● To do: Reproduce all entries precisely, down to the last character.

════════

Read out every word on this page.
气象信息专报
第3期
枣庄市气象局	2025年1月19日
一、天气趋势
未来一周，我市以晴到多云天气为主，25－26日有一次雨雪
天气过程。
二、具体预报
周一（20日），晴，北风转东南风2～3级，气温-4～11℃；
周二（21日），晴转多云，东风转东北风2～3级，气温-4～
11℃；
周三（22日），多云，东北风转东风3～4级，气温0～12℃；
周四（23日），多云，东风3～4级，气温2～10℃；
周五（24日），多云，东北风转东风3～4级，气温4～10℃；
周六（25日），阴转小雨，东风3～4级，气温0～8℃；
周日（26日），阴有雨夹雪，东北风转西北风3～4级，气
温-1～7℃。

════════

● Exercise result:
Read out every word on this page.
气象信息专报
第3期
枣庄市气象局	2025年1月19日
一、天气趋势
未来一周，我市以晴到多云天气为主，25－26日有一次雨雪
天气过程。
二、具体预报
周一（20日），晴，北风转东南风2～3级，气温-4～11℃；
周二（21日），晴转多云，东风转东北风2～3级，气温-4～
11℃；
周三（22日），多云，东北风转东风3～4级，气温0～12℃；
周四（23日），多云，东风3～4级，气温2～10℃；
周五（24日），多云，东北风转东风3～4级，气温4～10℃；
周六（25日），阴转小雨，东风3～4级，气温0～8℃；
周日（26日），阴有雨夹雪，东北风转西北风3～4级，气
温-1～7℃。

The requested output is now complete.